======== EXTRACTED INFORMATION

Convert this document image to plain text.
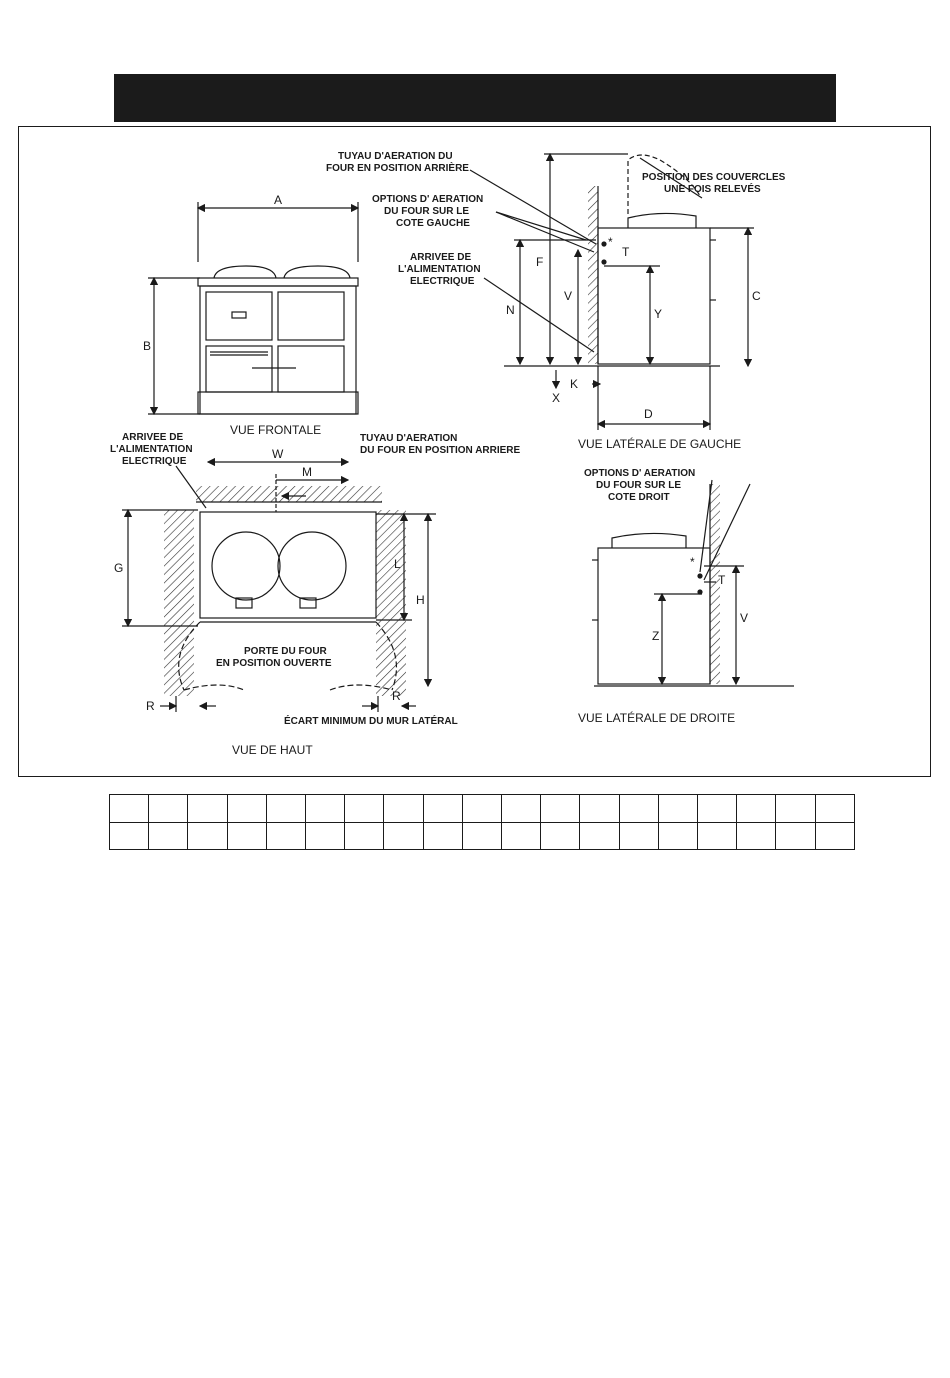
A
B
VUE FRONTALE
TUYAU D'AERATION DU
FOUR EN POSITION ARRIÈRE
OPTIONS D' AERATION
DU FOUR SUR LE
COTE GAUCHE
ARRIVEE DE
L'ALIMENTATION
ELECTRIQUE
POSITION DES COUVERCLES
UNE FOIS RELEVÉS
C
F
N
V
Y
T
*
X
K
D
VUE LATÉRALE DE GAUCHE
ARRIVEE DE
L'ALIMENTATION
ELECTRIQUE
TUYAU D'AERATION
DU FOUR EN POSITION ARRIERE
W
M
G	L
H
PORTE DU FOUR
EN POSITION OUVERTE
R
R
ÉCART MINIMUM DU MUR LATÉRAL
VUE DE HAUT
OPTIONS D' AERATION
DU FOUR SUR LE
COTE DROIT
*
T
V
Z
VUE LATÉRALE DE DROITE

================

* GOAL:
Quote the entries in full. Any image among them is to be omitted from the copy.

* SOLUTION TO THIS PROBLEM:
Convert this document image to plain text.
A
B
VUE FRONTALE
TUYAU D'AERATION DU
FOUR EN POSITION ARRIÈRE
OPTIONS D' AERATION
DU FOUR SUR LE
COTE GAUCHE
ARRIVEE DE
L'ALIMENTATION
ELECTRIQUE
POSITION DES COUVERCLES
UNE FOIS RELEVÉS
C
F
N
V
Y
T
*
X
K
D
VUE LATÉRALE DE GAUCHE
ARRIVEE DE
L'ALIMENTATION
ELECTRIQUE
TUYAU D'AERATION
DU FOUR EN POSITION ARRIERE
W
M
G	L
H
PORTE DU FOUR
EN POSITION OUVERTE
R
R
ÉCART MINIMUM DU MUR LATÉRAL
VUE DE HAUT
OPTIONS D' AERATION
DU FOUR SUR LE
COTE DROIT
*
T
V
Z
VUE LATÉRALE DE DROITE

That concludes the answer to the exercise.